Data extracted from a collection

--- start ---

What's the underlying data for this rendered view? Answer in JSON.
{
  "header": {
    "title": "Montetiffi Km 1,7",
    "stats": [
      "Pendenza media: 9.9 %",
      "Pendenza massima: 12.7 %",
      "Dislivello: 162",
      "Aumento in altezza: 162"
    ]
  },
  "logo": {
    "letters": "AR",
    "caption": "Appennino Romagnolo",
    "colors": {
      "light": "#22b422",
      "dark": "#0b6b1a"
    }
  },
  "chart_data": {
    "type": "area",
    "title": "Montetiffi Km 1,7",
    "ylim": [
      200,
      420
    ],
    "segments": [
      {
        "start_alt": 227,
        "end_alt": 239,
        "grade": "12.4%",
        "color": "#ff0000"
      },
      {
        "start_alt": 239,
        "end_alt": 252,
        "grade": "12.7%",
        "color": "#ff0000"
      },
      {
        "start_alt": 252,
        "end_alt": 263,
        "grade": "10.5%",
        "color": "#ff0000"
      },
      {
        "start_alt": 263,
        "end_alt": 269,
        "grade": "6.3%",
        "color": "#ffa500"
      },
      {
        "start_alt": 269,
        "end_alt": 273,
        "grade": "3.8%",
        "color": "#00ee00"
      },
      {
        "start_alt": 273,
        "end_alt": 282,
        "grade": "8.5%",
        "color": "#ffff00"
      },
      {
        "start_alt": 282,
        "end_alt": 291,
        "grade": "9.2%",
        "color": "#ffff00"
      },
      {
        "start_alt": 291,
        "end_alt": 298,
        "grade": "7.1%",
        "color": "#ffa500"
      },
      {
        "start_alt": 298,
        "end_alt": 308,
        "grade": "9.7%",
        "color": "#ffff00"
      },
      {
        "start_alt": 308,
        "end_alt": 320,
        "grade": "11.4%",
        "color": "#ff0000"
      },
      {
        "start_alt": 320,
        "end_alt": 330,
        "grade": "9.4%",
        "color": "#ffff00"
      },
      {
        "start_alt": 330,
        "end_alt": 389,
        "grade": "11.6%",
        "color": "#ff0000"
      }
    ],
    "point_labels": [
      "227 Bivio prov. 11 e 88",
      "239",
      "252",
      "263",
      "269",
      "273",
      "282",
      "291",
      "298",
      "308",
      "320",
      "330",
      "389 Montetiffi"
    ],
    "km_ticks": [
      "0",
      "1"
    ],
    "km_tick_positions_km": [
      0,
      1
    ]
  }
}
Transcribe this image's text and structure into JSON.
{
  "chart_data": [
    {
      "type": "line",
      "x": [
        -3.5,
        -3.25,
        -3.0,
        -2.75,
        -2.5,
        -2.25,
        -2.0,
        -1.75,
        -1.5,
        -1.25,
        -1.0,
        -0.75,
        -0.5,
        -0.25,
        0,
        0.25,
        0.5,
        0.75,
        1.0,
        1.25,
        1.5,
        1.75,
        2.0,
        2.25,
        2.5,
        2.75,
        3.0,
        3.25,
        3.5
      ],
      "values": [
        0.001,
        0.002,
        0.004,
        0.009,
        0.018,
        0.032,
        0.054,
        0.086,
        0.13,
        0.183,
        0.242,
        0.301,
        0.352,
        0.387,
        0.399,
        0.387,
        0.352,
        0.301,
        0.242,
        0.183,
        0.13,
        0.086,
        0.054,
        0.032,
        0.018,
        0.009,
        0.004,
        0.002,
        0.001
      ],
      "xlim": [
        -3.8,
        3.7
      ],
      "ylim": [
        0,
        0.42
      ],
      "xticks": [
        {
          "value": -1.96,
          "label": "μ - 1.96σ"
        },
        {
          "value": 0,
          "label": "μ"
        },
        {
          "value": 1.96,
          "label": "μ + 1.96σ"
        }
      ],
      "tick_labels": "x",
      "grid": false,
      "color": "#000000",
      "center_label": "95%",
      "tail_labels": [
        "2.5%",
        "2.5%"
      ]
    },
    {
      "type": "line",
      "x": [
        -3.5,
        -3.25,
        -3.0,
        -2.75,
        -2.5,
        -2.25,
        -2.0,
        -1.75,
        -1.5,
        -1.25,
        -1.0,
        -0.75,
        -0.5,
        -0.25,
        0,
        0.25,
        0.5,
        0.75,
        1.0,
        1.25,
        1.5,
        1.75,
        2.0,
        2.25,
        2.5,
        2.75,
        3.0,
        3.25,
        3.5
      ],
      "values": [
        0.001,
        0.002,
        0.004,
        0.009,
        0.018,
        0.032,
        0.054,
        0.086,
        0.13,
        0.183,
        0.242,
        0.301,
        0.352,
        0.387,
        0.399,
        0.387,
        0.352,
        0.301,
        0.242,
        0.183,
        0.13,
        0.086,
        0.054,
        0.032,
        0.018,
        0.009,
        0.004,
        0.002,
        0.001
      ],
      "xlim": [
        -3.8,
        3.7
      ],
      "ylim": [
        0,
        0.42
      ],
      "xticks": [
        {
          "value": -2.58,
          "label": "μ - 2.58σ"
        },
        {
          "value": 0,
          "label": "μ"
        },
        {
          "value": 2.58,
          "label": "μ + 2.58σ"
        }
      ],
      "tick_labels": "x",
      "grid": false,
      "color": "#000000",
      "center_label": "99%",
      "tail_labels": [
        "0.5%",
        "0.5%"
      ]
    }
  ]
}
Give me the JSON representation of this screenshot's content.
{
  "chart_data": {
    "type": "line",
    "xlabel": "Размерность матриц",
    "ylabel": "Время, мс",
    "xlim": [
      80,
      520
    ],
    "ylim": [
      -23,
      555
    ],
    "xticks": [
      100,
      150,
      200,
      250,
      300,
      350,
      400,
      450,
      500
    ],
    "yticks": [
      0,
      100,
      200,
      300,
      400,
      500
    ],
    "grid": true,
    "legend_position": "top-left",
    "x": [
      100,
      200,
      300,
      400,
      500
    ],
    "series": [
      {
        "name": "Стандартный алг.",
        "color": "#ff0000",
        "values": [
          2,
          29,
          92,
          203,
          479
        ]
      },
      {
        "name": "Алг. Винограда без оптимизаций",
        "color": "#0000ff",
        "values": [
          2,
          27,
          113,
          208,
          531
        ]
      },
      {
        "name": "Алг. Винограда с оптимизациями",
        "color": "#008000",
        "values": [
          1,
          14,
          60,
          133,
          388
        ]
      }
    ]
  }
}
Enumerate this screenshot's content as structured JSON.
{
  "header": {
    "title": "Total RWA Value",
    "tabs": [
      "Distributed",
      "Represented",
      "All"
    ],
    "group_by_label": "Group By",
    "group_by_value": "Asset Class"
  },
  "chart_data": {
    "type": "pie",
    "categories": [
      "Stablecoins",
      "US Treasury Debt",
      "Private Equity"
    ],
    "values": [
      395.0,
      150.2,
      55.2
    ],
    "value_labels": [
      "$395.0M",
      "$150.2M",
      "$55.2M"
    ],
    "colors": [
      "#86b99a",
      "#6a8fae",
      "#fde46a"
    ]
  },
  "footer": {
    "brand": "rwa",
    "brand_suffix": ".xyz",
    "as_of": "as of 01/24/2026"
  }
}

--- end ---

# Aim
Collect the lines of the data that carry the word "content".

# Response for this exercise
Give me the JSON representation of this screenshot's content.
Enumerate this screenshot's content as structured JSON.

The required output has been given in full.